> [WORK INSTRUCTIONS]: In the listing below, locate the lines that hold "they" and copy them.

+++

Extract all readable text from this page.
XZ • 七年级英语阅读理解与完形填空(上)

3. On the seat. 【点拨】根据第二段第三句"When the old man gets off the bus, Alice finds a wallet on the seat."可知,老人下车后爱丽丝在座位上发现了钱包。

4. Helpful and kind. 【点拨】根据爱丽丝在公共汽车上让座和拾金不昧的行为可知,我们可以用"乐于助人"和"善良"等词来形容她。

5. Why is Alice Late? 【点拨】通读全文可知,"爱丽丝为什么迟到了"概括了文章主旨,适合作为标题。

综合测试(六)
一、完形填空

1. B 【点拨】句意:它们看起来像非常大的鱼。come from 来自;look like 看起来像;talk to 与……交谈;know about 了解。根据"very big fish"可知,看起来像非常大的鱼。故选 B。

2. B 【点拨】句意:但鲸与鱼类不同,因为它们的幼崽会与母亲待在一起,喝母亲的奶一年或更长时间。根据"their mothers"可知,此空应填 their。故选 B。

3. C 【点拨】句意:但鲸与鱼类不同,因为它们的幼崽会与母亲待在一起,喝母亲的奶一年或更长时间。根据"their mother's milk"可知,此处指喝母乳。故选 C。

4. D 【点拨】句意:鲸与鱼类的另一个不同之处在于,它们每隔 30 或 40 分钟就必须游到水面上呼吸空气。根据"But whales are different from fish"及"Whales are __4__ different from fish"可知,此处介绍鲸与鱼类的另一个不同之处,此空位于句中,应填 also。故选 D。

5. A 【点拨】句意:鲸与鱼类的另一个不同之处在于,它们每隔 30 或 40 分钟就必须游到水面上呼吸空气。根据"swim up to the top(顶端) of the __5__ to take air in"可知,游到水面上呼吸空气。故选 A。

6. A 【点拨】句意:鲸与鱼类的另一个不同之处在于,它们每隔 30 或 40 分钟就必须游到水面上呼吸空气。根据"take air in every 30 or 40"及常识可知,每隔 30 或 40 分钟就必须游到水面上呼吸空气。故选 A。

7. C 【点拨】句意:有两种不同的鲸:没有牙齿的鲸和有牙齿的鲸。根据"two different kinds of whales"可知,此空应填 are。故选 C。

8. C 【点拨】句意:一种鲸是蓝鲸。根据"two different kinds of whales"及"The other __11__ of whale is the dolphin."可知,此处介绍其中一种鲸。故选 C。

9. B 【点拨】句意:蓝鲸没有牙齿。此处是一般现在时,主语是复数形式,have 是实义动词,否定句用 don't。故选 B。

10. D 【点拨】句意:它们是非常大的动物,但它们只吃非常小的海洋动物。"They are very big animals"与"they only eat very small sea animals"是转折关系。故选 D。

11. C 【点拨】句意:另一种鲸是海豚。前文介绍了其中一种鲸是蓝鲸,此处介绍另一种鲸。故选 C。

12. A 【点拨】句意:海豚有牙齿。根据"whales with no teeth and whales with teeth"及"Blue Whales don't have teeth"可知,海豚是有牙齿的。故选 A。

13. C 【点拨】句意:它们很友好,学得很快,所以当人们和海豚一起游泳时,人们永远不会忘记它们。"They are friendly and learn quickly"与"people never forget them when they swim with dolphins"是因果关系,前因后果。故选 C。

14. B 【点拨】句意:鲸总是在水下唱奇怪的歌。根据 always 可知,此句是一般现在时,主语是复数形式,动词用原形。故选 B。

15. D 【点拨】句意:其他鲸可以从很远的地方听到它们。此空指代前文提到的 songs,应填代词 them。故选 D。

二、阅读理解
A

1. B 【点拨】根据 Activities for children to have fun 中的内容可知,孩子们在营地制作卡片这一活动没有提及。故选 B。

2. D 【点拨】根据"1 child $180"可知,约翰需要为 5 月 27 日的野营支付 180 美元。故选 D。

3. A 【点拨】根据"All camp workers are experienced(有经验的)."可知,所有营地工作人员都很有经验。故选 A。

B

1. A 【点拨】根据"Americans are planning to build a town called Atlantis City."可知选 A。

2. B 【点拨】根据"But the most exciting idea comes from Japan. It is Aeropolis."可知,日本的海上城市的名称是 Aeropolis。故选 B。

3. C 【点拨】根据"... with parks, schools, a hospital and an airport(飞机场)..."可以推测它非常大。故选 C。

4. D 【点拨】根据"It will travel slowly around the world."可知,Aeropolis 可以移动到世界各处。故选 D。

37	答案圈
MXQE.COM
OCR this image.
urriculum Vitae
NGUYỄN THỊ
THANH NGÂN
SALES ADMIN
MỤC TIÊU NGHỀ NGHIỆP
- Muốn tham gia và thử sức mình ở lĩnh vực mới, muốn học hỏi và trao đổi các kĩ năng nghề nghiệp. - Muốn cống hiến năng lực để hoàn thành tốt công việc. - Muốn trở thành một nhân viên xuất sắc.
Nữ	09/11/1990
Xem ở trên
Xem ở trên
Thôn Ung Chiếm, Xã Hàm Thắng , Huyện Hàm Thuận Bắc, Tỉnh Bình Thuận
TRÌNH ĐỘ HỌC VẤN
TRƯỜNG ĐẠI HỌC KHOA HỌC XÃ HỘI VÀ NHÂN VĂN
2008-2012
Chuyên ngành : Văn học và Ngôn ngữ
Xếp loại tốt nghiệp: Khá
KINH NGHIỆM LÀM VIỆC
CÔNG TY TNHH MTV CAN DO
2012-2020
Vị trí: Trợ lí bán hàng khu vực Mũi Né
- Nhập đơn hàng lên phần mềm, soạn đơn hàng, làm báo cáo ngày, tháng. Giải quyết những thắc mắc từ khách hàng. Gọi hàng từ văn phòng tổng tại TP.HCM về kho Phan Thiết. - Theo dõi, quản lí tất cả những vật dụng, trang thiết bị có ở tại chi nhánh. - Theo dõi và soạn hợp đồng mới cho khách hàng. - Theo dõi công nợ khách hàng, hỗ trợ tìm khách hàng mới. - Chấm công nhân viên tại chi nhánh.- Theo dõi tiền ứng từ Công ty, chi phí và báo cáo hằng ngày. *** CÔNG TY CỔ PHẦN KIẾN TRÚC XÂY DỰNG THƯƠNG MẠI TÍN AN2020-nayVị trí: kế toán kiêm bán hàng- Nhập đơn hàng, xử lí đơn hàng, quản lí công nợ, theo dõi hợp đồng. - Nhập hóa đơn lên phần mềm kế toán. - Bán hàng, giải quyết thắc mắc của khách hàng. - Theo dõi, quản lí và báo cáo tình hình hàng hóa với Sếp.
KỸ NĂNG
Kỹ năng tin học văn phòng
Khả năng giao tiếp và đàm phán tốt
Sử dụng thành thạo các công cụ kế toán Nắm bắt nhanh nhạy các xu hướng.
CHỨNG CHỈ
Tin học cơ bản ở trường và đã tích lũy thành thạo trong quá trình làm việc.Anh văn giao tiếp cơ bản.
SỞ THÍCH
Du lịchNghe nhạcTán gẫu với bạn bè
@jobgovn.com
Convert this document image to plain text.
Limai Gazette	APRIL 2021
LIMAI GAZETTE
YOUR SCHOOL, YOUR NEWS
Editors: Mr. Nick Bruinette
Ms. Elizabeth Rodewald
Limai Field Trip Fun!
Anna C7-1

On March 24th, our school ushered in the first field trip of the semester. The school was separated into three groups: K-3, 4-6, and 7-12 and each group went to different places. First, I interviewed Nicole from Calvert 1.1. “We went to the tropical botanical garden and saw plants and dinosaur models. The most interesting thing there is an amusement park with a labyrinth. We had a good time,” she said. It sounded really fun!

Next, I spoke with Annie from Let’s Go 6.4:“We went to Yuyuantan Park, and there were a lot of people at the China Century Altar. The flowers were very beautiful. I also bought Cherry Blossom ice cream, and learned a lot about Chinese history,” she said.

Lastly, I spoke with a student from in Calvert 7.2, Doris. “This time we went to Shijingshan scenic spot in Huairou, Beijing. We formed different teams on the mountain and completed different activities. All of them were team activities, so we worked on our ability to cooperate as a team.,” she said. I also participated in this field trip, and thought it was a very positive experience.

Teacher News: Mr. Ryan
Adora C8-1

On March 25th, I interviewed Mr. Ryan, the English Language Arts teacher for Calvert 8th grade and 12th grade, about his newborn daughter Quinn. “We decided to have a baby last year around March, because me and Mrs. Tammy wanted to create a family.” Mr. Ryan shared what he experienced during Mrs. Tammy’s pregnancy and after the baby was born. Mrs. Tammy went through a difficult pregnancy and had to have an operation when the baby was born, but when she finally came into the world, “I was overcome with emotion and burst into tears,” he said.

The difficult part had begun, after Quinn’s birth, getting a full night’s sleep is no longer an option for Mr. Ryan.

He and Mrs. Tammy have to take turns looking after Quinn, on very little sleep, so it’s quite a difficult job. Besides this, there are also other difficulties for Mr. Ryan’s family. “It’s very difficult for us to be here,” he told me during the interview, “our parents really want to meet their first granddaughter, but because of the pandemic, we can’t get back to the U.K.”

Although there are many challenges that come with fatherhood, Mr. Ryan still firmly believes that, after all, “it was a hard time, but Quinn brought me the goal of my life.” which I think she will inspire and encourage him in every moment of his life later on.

+++

> [TASK RESPONSE]:
10. D 【点拨】句意:它们是非常大的动物,但它们只吃非常小的海洋动物。"They are very big animals"与"they only eat very small sea animals"是转折关系。故选 D。
13. C 【点拨】句意:它们很友好,学得很快,所以当人们和海豚一起游泳时,人们永远不会忘记它们。"They are friendly and learn quickly"与"people never forget them when they swim with dolphins"是因果关系,前因后果。故选 C。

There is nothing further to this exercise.